■ **SELECTED PASSAGE**:

▬▬▬▬▬▬▬▬▬▬

# Forum Home Renovation Home Theatres  Home Theatre Riser Ideas

## Sterob

Hi Guys,
I want to make a riser for the rear row of seats in my soon-to-be-completed Home Theatre.
I have a small offset ( for want of a better word...) along the rear wall, where a 'half wall' stops, and think I will make it into two parts for easier moving ( if I ever have to)
It needs to be around 300mm high and support 3 reclining chairs, and I have two trains of thought....
First idea is to make it out of 45 x 290mm pine  boards for the edges and 45 x 140mm boards for the stringers every 600mm or so and cover with 25mm ply. Make a small lap join and screw the two parts together once located in position. 
The second is to make two timber frames out of 45 x 90mm pine, also fit 45 x 90mm stringers every 600mm or so and lift the up on 300mm legs every 600mm or so, cover the top with 25mm ply and the sides with 6mm ply.
This method might be lighter and therefore easier to make and move around? 
Jeez this is hard to put into words....lol 
Both sections joined will be approx 2800 x 1500mm and the offset will be 100mm about half way along the back. ( that is where the join will be.) 
I have a Triton work bench and all the toys to do joins , if required, to do this.  
I guess I am asking which would be the preferred method, or is it just personal preference? Once its in place, I guess I'll only have to move it if/when I sell the home and that is not likely for a long time AFAIK...lol 
Thoughts and comments welcome. 
Steve

----------


## Sterob

I guess no one cares either way...lol
Ok, I'll forge on..... 
Steve.

----------


## seriph1

Sorry mate  -  time of year... 
I guess the maximum weight these things will ever take is around 400 KG plus the weight of the chairs which wouldn't be more than 40 KG each. BTW I hear ya, about difficulty putting things into words  -  welcome to my world! It does force one to ensure clarity though, especially when someone else is doing the actual work. Imagine saying to a painter "oh you know ... that yellow colour  -  anyway, you'll work it out" Then you come home to a room that looks like Dulux vomited on the walls. 
... even the most basic sketch would help folks to advise better, but from what you've said I think version "A" will work although it is almost certainly gross overkill (45mm beams hold houses up!) 25mm ply is also overkill given that flooring chipboard is 19mm or maybe 22mm. Don't get me wrong - over-engineered is fine, but the cost will be considerably less to use other materials that will do the job perfectly well. Version 2 is lighter and will certainly be like you said  -  easier to carry around if you ever need to. I wouldn't use 6mm though, as it has no strength except in tension. 
Can you do a quick drawing (plan elevation) ...?

----------


## seriph1

by the way do you mean the seats will be 300mm off the floor? If so, will you be having a step as well or do people just climb up the 300mm in one go? 
Are you make it in-situ or off site and installing it there? It may be a critical factor. 
Also, why is it 300mm and not 200 or 250? Just asking how you arrived at that number

----------


## Sterob

> by the way do you mean the seats will be 300mm off the floor? If so, will you be having a step as well or do people just climb up the 300mm in one go? 
> Are you make it in-situ or off site and installing it there? It may be a critical factor. 
> Also, why is it 300mm and not 200 or 250? Just asking how you arrived at that number

  Thanks for the reply Steve,
Yes, In hindsight,I should have attached some pics. :Doh:  I *was* trying to build a 3D drawing in Sketchup but I haven't learned the art yet....
I have a plan view drawing just to give me an idea of sizes and a couple of pics where it is going.

▬▬▬▬▬▬▬▬▬▬

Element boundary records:

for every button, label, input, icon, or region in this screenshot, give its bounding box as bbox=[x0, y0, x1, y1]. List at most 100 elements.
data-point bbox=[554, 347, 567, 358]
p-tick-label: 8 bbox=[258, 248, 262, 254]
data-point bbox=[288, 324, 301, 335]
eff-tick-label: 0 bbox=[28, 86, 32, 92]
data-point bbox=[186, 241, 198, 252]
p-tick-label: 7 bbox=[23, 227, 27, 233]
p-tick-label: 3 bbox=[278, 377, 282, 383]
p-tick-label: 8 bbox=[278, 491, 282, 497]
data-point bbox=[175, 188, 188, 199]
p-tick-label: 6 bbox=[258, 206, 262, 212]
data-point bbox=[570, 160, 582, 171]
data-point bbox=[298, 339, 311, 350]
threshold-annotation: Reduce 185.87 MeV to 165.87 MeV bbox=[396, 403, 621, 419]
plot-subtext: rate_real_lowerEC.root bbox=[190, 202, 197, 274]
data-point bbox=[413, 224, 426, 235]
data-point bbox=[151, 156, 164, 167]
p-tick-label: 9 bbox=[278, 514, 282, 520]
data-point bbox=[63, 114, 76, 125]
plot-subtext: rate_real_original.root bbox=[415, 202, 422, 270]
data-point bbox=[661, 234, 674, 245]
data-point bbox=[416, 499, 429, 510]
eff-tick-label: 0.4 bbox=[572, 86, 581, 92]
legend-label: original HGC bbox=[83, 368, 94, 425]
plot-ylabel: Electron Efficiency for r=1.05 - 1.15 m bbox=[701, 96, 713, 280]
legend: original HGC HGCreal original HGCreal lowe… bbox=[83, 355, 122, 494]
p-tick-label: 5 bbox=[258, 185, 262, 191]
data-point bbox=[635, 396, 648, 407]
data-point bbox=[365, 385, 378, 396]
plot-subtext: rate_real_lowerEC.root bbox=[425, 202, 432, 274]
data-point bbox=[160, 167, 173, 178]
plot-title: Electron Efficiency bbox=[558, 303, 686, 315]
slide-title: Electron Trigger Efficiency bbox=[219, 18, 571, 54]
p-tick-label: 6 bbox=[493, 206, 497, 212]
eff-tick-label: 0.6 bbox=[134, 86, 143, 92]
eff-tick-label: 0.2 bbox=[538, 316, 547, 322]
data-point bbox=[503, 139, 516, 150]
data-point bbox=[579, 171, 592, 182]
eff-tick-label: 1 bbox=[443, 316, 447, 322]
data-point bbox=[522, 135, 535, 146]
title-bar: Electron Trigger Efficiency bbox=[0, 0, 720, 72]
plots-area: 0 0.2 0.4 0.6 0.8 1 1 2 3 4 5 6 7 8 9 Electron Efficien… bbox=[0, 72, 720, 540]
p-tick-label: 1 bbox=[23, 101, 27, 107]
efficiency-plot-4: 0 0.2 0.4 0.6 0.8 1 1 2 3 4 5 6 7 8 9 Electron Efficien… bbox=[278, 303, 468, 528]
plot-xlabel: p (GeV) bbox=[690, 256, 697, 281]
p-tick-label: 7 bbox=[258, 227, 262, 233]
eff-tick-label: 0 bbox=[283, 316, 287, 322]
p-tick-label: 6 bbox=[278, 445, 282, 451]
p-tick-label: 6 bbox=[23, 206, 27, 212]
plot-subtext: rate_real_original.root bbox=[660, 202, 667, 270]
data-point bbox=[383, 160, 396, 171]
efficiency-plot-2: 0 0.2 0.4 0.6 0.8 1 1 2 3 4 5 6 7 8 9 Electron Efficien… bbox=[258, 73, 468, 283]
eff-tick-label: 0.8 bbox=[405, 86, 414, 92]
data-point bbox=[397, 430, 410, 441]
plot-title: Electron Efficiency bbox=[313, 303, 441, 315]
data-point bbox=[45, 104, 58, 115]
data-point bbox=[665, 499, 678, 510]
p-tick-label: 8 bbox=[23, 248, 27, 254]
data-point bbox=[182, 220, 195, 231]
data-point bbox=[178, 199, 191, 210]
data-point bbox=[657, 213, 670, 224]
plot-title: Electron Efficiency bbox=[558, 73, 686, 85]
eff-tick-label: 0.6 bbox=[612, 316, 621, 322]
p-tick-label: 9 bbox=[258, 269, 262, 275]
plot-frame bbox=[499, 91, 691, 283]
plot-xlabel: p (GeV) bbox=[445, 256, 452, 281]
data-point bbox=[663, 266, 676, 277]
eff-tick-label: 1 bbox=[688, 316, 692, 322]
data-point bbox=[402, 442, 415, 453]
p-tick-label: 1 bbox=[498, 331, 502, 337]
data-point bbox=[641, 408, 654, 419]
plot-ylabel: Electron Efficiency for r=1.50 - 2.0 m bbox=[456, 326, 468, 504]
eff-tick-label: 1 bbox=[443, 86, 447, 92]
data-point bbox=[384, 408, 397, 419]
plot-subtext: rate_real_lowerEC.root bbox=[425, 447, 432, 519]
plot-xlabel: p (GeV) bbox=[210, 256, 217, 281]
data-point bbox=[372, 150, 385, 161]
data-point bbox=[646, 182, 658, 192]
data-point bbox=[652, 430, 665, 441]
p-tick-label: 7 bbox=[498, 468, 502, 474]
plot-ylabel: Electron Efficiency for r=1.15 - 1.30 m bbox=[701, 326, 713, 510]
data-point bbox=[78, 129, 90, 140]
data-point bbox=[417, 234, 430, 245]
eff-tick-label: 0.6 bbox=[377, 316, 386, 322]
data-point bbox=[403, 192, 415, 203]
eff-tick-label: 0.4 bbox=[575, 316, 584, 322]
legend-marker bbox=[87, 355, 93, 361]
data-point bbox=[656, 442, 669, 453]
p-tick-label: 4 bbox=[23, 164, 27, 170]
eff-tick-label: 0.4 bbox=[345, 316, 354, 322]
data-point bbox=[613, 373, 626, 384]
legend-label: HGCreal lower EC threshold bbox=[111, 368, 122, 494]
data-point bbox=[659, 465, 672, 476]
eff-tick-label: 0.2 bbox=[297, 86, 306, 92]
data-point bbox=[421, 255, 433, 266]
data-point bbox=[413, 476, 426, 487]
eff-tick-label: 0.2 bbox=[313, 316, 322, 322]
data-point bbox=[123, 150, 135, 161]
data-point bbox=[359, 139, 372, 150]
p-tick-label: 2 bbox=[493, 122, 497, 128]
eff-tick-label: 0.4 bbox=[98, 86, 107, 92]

▬▬▬▬▬▬▬▬▬▬

■ **SHORT TASK 1**: List every thickness of ply or chipboard sheet mentioned in the home theater riser thread, along with the material.
■ **SHORT TASK 2**: Update the home theater riser thread, starting with "# Forum Home" and going on through "trains of thought....", with "reclining chairs" replaced by "theater seats".
■ **SHORT TASK 3**:
Answer these questions from the home theater riser thread.
(a) About how high does the riser need to be?
(b) What will the approximate size be once both sections are joined?
(c) What is the most that each chair would weigh, according to seriph1?

■ **FULL OUTPUT 1**:
25mm ply
6mm ply
19mm chipboard
22mm chipboard

■ **FULL OUTPUT 2**:
# Forum Home Renovation Home Theatres  Home Theatre Riser Ideas

## Sterob

Hi Guys,
I want to make a riser for the rear row of seats in my soon-to-be-completed Home Theatre.
I have a small offset ( for want of a better word...) along the rear wall, where a 'half wall' stops, and think I will make it into two parts for easier moving ( if I ever have to)
It needs to be around 300mm high and support 3 theater seats, and I have two trains of thought....

■ **FULL OUTPUT 3**:
(a) Around 300mm.
(b) Approximately 2800 x 1500mm.
(c) No more than 40 KG each.